WORK TO BE COMPLETED: Below is a listing to write out in full, exactly as given, without its pictures.
::::::::
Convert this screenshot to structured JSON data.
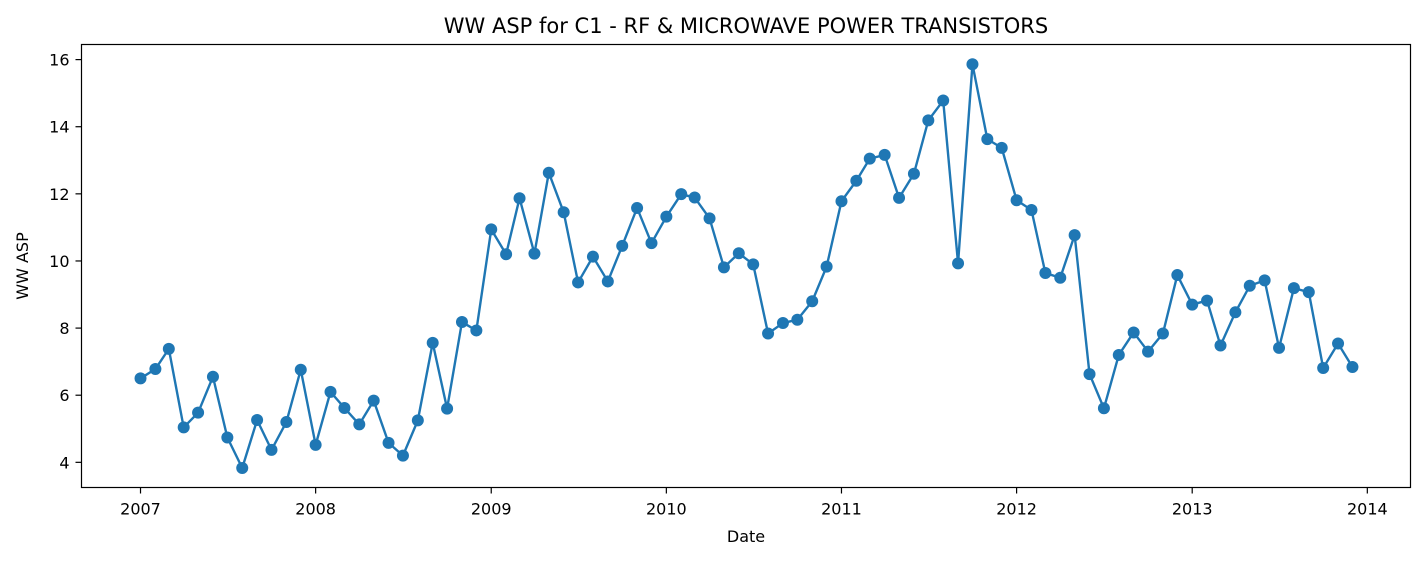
{
  "chart_data": {
    "type": "line",
    "title": "WW ASP for C1 - RF & MICROWAVE POWER TRANSISTORS",
    "xlabel": "Date",
    "ylabel": "WW ASP",
    "xlim": [
      "2006-08-31",
      "2014-04-01"
    ],
    "ylim": [
      3.25,
      16.45
    ],
    "x_ticks": [
      "2007",
      "2008",
      "2009",
      "2010",
      "2011",
      "2012",
      "2013",
      "2014"
    ],
    "y_ticks": [
      "4",
      "6",
      "8",
      "10",
      "12",
      "14",
      "16"
    ],
    "grid": false,
    "legend": "none",
    "color": "#1f77b4",
    "series": [
      {
        "x": [
          "2007-01",
          "2007-02",
          "2007-03",
          "2007-04",
          "2007-05",
          "2007-06",
          "2007-07",
          "2007-08",
          "2007-09",
          "2007-10",
          "2007-11",
          "2007-12",
          "2008-01",
          "2008-02",
          "2008-03",
          "2008-04",
          "2008-05",
          "2008-06",
          "2008-07",
          "2008-08",
          "2008-09",
          "2008-10",
          "2008-11",
          "2008-12",
          "2009-01",
          "2009-02",
          "2009-03",
          "2009-04",
          "2009-05",
          "2009-06",
          "2009-07",
          "2009-08",
          "2009-09",
          "2009-10",
          "2009-11",
          "2009-12",
          "2010-01",
          "2010-02",
          "2010-03",
          "2010-04",
          "2010-05",
          "2010-06",
          "2010-07",
          "2010-08",
          "2010-09",
          "2010-10",
          "2010-11",
          "2010-12",
          "2011-01",
          "2011-02",
          "2011-03",
          "2011-04",
          "2011-05",
          "2011-06",
          "2011-07",
          "2011-08",
          "2011-09",
          "2011-10",
          "2011-11",
          "2011-12",
          "2012-01",
          "2012-02",
          "2012-03",
          "2012-04",
          "2012-05",
          "2012-06",
          "2012-07",
          "2012-08",
          "2012-09",
          "2012-10",
          "2012-11",
          "2012-12",
          "2013-01",
          "2013-02",
          "2013-03",
          "2013-04",
          "2013-05",
          "2013-06",
          "2013-07",
          "2013-08",
          "2013-09",
          "2013-10",
          "2013-11",
          "2013-12"
        ],
        "values": [
          6.5,
          6.78,
          7.38,
          5.04,
          5.48,
          6.55,
          4.74,
          3.83,
          5.26,
          4.37,
          5.2,
          6.76,
          4.52,
          6.1,
          5.62,
          5.13,
          5.84,
          4.58,
          4.2,
          5.25,
          7.56,
          5.6,
          8.18,
          7.93,
          10.94,
          10.2,
          11.87,
          10.22,
          12.63,
          11.45,
          9.36,
          10.13,
          9.39,
          10.45,
          11.58,
          10.53,
          11.32,
          11.99,
          11.89,
          11.27,
          9.81,
          10.23,
          9.9,
          7.84,
          8.15,
          8.25,
          8.8,
          9.83,
          11.78,
          12.39,
          13.05,
          13.16,
          11.88,
          12.6,
          14.19,
          14.78,
          9.93,
          15.86,
          13.63,
          13.37,
          11.81,
          11.52,
          9.64,
          9.5,
          10.77,
          6.63,
          5.61,
          7.2,
          7.87,
          7.3,
          7.84,
          9.58,
          8.7,
          8.82,
          7.48,
          8.47,
          9.26,
          9.42,
          7.41,
          9.19,
          9.07,
          6.81,
          7.54,
          6.84
        ]
      }
    ]
  }
}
::::::::
OUTPUT OF THE TASK:
Convert this screenshot to structured JSON data.
{
  "chart_data": {
    "type": "line",
    "title": "WW ASP for C1 - RF & MICROWAVE POWER TRANSISTORS",
    "xlabel": "Date",
    "ylabel": "WW ASP",
    "xlim": [
      "2006-08-31",
      "2014-04-01"
    ],
    "ylim": [
      3.25,
      16.45
    ],
    "x_ticks": [
      "2007",
      "2008",
      "2009",
      "2010",
      "2011",
      "2012",
      "2013",
      "2014"
    ],
    "y_ticks": [
      "4",
      "6",
      "8",
      "10",
      "12",
      "14",
      "16"
    ],
    "grid": false,
    "legend": "none",
    "color": "#1f77b4",
    "series": [
      {
        "x": [
          "2007-01",
          "2007-02",
          "2007-03",
          "2007-04",
          "2007-05",
          "2007-06",
          "2007-07",
          "2007-08",
          "2007-09",
          "2007-10",
          "2007-11",
          "2007-12",
          "2008-01",
          "2008-02",
          "2008-03",
          "2008-04",
          "2008-05",
          "2008-06",
          "2008-07",
          "2008-08",
          "2008-09",
          "2008-10",
          "2008-11",
          "2008-12",
          "2009-01",
          "2009-02",
          "2009-03",
          "2009-04",
          "2009-05",
          "2009-06",
          "2009-07",
          "2009-08",
          "2009-09",
          "2009-10",
          "2009-11",
          "2009-12",
          "2010-01",
          "2010-02",
          "2010-03",
          "2010-04",
          "2010-05",
          "2010-06",
          "2010-07",
          "2010-08",
          "2010-09",
          "2010-10",
          "2010-11",
          "2010-12",
          "2011-01",
          "2011-02",
          "2011-03",
          "2011-04",
          "2011-05",
          "2011-06",
          "2011-07",
          "2011-08",
          "2011-09",
          "2011-10",
          "2011-11",
          "2011-12",
          "2012-01",
          "2012-02",
          "2012-03",
          "2012-04",
          "2012-05",
          "2012-06",
          "2012-07",
          "2012-08",
          "2012-09",
          "2012-10",
          "2012-11",
          "2012-12",
          "2013-01",
          "2013-02",
          "2013-03",
          "2013-04",
          "2013-05",
          "2013-06",
          "2013-07",
          "2013-08",
          "2013-09",
          "2013-10",
          "2013-11",
          "2013-12"
        ],
        "values": [
          6.5,
          6.78,
          7.38,
          5.04,
          5.48,
          6.55,
          4.74,
          3.83,
          5.26,
          4.37,
          5.2,
          6.76,
          4.52,
          6.1,
          5.62,
          5.13,
          5.84,
          4.58,
          4.2,
          5.25,
          7.56,
          5.6,
          8.18,
          7.93,
          10.94,
          10.2,
          11.87,
          10.22,
          12.63,
          11.45,
          9.36,
          10.13,
          9.39,
          10.45,
          11.58,
          10.53,
          11.32,
          11.99,
          11.89,
          11.27,
          9.81,
          10.23,
          9.9,
          7.84,
          8.15,
          8.25,
          8.8,
          9.83,
          11.78,
          12.39,
          13.05,
          13.16,
          11.88,
          12.6,
          14.19,
          14.78,
          9.93,
          15.86,
          13.63,
          13.37,
          11.81,
          11.52,
          9.64,
          9.5,
          10.77,
          6.63,
          5.61,
          7.2,
          7.87,
          7.3,
          7.84,
          9.58,
          8.7,
          8.82,
          7.48,
          8.47,
          9.26,
          9.42,
          7.41,
          9.19,
          9.07,
          6.81,
          7.54,
          6.84
        ]
      }
    ]
  }
}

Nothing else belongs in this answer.